* _Required work_:
Copy out all the data, word for word.

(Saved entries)
========================
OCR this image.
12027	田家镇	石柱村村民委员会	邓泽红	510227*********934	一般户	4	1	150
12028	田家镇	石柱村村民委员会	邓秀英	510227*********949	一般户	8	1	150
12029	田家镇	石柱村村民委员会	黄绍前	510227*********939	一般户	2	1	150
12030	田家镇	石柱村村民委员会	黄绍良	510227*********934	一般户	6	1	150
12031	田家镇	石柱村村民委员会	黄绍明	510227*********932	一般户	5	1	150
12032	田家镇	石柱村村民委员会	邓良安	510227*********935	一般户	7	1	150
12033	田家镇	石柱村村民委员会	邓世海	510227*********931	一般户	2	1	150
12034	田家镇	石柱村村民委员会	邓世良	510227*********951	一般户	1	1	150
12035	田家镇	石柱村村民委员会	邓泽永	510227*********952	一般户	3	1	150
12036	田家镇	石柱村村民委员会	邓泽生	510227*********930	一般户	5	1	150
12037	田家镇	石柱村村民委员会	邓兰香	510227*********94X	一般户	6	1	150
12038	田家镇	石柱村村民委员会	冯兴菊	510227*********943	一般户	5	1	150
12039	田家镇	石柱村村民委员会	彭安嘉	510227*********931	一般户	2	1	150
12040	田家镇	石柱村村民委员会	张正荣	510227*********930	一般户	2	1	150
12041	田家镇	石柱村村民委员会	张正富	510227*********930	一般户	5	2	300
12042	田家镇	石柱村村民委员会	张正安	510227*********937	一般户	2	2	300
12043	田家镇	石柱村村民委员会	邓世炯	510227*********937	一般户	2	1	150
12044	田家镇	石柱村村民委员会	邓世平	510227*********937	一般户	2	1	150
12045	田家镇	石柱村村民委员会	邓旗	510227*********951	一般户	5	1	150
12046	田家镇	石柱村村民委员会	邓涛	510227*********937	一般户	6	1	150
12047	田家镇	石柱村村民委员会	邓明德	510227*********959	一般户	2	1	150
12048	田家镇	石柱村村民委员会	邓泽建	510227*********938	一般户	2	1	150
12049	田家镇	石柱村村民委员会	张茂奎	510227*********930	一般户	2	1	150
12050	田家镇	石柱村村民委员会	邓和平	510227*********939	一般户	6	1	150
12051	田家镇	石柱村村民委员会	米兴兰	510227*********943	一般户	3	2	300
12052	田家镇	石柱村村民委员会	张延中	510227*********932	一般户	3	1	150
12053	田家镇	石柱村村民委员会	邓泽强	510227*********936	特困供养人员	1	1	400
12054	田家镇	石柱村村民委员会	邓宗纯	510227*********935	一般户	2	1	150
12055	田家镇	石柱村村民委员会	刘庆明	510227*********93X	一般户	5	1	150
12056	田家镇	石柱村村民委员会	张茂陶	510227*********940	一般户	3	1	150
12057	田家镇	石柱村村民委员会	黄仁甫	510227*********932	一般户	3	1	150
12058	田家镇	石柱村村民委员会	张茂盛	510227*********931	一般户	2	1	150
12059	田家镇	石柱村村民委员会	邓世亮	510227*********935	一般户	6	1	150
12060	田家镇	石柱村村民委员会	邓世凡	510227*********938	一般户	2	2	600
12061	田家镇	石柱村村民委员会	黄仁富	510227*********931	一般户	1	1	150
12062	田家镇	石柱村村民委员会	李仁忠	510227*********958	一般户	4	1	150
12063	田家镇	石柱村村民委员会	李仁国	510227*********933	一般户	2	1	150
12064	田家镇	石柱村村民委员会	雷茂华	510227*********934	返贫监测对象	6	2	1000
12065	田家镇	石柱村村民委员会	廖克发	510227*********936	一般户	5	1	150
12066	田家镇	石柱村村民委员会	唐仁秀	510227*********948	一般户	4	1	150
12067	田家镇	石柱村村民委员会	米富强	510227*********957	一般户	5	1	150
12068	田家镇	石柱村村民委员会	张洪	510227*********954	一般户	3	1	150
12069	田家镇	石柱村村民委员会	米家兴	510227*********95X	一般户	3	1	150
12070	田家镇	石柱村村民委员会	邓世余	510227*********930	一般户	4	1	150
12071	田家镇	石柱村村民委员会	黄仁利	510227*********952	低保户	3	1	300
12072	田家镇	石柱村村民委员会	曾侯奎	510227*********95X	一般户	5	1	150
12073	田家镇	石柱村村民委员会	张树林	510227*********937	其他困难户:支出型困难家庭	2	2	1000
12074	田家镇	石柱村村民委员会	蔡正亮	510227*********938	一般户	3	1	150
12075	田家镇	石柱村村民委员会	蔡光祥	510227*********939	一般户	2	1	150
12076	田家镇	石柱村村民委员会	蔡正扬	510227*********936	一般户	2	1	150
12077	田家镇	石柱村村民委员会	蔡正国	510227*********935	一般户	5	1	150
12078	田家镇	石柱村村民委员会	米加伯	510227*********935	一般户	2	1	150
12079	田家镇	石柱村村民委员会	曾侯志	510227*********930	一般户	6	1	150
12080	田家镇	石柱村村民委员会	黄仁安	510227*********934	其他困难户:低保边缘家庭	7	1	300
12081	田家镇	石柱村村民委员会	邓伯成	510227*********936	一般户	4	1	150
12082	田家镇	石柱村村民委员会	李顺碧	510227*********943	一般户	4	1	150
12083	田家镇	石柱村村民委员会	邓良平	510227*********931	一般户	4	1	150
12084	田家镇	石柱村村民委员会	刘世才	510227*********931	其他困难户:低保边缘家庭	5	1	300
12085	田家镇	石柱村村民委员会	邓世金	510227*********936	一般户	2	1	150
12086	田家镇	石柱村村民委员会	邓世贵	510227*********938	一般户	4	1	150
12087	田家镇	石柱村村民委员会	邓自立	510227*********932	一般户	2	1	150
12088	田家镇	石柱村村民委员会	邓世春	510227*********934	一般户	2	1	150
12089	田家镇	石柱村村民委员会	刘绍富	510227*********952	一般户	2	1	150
========================
* _Result of this task_:
OCR this image.
12027	田家镇	石柱村村民委员会	邓泽红	510227*********934	一般户	4	1	150
12028	田家镇	石柱村村民委员会	邓秀英	510227*********949	一般户	8	1	150
12029	田家镇	石柱村村民委员会	黄绍前	510227*********939	一般户	2	1	150
12030	田家镇	石柱村村民委员会	黄绍良	510227*********934	一般户	6	1	150
12031	田家镇	石柱村村民委员会	黄绍明	510227*********932	一般户	5	1	150
12032	田家镇	石柱村村民委员会	邓良安	510227*********935	一般户	7	1	150
12033	田家镇	石柱村村民委员会	邓世海	510227*********931	一般户	2	1	150
12034	田家镇	石柱村村民委员会	邓世良	510227*********951	一般户	1	1	150
12035	田家镇	石柱村村民委员会	邓泽永	510227*********952	一般户	3	1	150
12036	田家镇	石柱村村民委员会	邓泽生	510227*********930	一般户	5	1	150
12037	田家镇	石柱村村民委员会	邓兰香	510227*********94X	一般户	6	1	150
12038	田家镇	石柱村村民委员会	冯兴菊	510227*********943	一般户	5	1	150
12039	田家镇	石柱村村民委员会	彭安嘉	510227*********931	一般户	2	1	150
12040	田家镇	石柱村村民委员会	张正荣	510227*********930	一般户	2	1	150
12041	田家镇	石柱村村民委员会	张正富	510227*********930	一般户	5	2	300
12042	田家镇	石柱村村民委员会	张正安	510227*********937	一般户	2	2	300
12043	田家镇	石柱村村民委员会	邓世炯	510227*********937	一般户	2	1	150
12044	田家镇	石柱村村民委员会	邓世平	510227*********937	一般户	2	1	150
12045	田家镇	石柱村村民委员会	邓旗	510227*********951	一般户	5	1	150
12046	田家镇	石柱村村民委员会	邓涛	510227*********937	一般户	6	1	150
12047	田家镇	石柱村村民委员会	邓明德	510227*********959	一般户	2	1	150
12048	田家镇	石柱村村民委员会	邓泽建	510227*********938	一般户	2	1	150
12049	田家镇	石柱村村民委员会	张茂奎	510227*********930	一般户	2	1	150
12050	田家镇	石柱村村民委员会	邓和平	510227*********939	一般户	6	1	150
12051	田家镇	石柱村村民委员会	米兴兰	510227*********943	一般户	3	2	300
12052	田家镇	石柱村村民委员会	张延中	510227*********932	一般户	3	1	150
12053	田家镇	石柱村村民委员会	邓泽强	510227*********936	特困供养人员	1	1	400
12054	田家镇	石柱村村民委员会	邓宗纯	510227*********935	一般户	2	1	150
12055	田家镇	石柱村村民委员会	刘庆明	510227*********93X	一般户	5	1	150
12056	田家镇	石柱村村民委员会	张茂陶	510227*********940	一般户	3	1	150
12057	田家镇	石柱村村民委员会	黄仁甫	510227*********932	一般户	3	1	150
12058	田家镇	石柱村村民委员会	张茂盛	510227*********931	一般户	2	1	150
12059	田家镇	石柱村村民委员会	邓世亮	510227*********935	一般户	6	1	150
12060	田家镇	石柱村村民委员会	邓世凡	510227*********938	一般户	2	2	600
12061	田家镇	石柱村村民委员会	黄仁富	510227*********931	一般户	1	1	150
12062	田家镇	石柱村村民委员会	李仁忠	510227*********958	一般户	4	1	150
12063	田家镇	石柱村村民委员会	李仁国	510227*********933	一般户	2	1	150
12064	田家镇	石柱村村民委员会	雷茂华	510227*********934	返贫监测对象	6	2	1000
12065	田家镇	石柱村村民委员会	廖克发	510227*********936	一般户	5	1	150
12066	田家镇	石柱村村民委员会	唐仁秀	510227*********948	一般户	4	1	150
12067	田家镇	石柱村村民委员会	米富强	510227*********957	一般户	5	1	150
12068	田家镇	石柱村村民委员会	张洪	510227*********954	一般户	3	1	150
12069	田家镇	石柱村村民委员会	米家兴	510227*********95X	一般户	3	1	150
12070	田家镇	石柱村村民委员会	邓世余	510227*********930	一般户	4	1	150
12071	田家镇	石柱村村民委员会	黄仁利	510227*********952	低保户	3	1	300
12072	田家镇	石柱村村民委员会	曾侯奎	510227*********95X	一般户	5	1	150
12073	田家镇	石柱村村民委员会	张树林	510227*********937	其他困难户:支出型困难家庭	2	2	1000
12074	田家镇	石柱村村民委员会	蔡正亮	510227*********938	一般户	3	1	150
12075	田家镇	石柱村村民委员会	蔡光祥	510227*********939	一般户	2	1	150
12076	田家镇	石柱村村民委员会	蔡正扬	510227*********936	一般户	2	1	150
12077	田家镇	石柱村村民委员会	蔡正国	510227*********935	一般户	5	1	150
12078	田家镇	石柱村村民委员会	米加伯	510227*********935	一般户	2	1	150
12079	田家镇	石柱村村民委员会	曾侯志	510227*********930	一般户	6	1	150
12080	田家镇	石柱村村民委员会	黄仁安	510227*********934	其他困难户:低保边缘家庭	7	1	300
12081	田家镇	石柱村村民委员会	邓伯成	510227*********936	一般户	4	1	150
12082	田家镇	石柱村村民委员会	李顺碧	510227*********943	一般户	4	1	150
12083	田家镇	石柱村村民委员会	邓良平	510227*********931	一般户	4	1	150
12084	田家镇	石柱村村民委员会	刘世才	510227*********931	其他困难户:低保边缘家庭	5	1	300
12085	田家镇	石柱村村民委员会	邓世金	510227*********936	一般户	2	1	150
12086	田家镇	石柱村村民委员会	邓世贵	510227*********938	一般户	4	1	150
12087	田家镇	石柱村村民委员会	邓自立	510227*********932	一般户	2	1	150
12088	田家镇	石柱村村民委员会	邓世春	510227*********934	一般户	2	1	150
12089	田家镇	石柱村村民委员会	刘绍富	510227*********952	一般户	2	1	150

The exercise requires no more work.